Figure record listings:

---+---

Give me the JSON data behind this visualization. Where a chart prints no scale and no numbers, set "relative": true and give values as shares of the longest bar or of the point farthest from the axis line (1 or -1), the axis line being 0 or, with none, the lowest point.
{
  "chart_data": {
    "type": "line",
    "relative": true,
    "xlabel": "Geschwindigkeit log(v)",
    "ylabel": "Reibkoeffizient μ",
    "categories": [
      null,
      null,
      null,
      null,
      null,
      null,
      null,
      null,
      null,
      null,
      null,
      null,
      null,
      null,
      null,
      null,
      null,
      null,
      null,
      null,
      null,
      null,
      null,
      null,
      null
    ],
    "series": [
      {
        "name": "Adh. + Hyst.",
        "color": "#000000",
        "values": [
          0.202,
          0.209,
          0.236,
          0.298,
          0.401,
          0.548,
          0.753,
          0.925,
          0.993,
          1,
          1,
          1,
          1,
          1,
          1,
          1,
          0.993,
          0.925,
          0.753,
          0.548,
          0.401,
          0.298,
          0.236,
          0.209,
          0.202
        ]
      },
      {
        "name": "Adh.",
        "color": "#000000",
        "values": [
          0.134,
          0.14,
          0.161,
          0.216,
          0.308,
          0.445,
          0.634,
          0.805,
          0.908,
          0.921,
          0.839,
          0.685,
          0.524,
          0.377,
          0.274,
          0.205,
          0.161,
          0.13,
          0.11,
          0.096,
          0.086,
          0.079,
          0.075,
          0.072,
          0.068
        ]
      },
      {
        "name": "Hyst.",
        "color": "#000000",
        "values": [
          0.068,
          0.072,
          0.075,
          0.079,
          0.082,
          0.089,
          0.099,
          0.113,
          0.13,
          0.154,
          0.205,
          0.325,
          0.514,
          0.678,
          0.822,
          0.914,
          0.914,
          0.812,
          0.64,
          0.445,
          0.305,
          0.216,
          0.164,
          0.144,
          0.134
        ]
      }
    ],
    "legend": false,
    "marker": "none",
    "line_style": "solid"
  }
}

---+---

* **TASK**
Retype all of the data shown above, word for word.

* **SOLUTION TO THE EXERCISE**
Give me the JSON data behind this visualization. Where a chart prints no scale and no numbers, set "relative": true and give values as shares of the longest bar or of the point farthest from the axis line (1 or -1), the axis line being 0 or, with none, the lowest point.
{
  "chart_data": {
    "type": "line",
    "relative": true,
    "xlabel": "Geschwindigkeit log(v)",
    "ylabel": "Reibkoeffizient μ",
    "categories": [
      null,
      null,
      null,
      null,
      null,
      null,
      null,
      null,
      null,
      null,
      null,
      null,
      null,
      null,
      null,
      null,
      null,
      null,
      null,
      null,
      null,
      null,
      null,
      null,
      null
    ],
    "series": [
      {
        "name": "Adh. + Hyst.",
        "color": "#000000",
        "values": [
          0.202,
          0.209,
          0.236,
          0.298,
          0.401,
          0.548,
          0.753,
          0.925,
          0.993,
          1,
          1,
          1,
          1,
          1,
          1,
          1,
          0.993,
          0.925,
          0.753,
          0.548,
          0.401,
          0.298,
          0.236,
          0.209,
          0.202
        ]
      },
      {
        "name": "Adh.",
        "color": "#000000",
        "values": [
          0.134,
          0.14,
          0.161,
          0.216,
          0.308,
          0.445,
          0.634,
          0.805,
          0.908,
          0.921,
          0.839,
          0.685,
          0.524,
          0.377,
          0.274,
          0.205,
          0.161,
          0.13,
          0.11,
          0.096,
          0.086,
          0.079,
          0.075,
          0.072,
          0.068
        ]
      },
      {
        "name": "Hyst.",
        "color": "#000000",
        "values": [
          0.068,
          0.072,
          0.075,
          0.079,
          0.082,
          0.089,
          0.099,
          0.113,
          0.13,
          0.154,
          0.205,
          0.325,
          0.514,
          0.678,
          0.822,
          0.914,
          0.914,
          0.812,
          0.64,
          0.445,
          0.305,
          0.216,
          0.164,
          0.144,
          0.134
        ]
      }
    ],
    "legend": false,
    "marker": "none",
    "line_style": "solid"
  }
}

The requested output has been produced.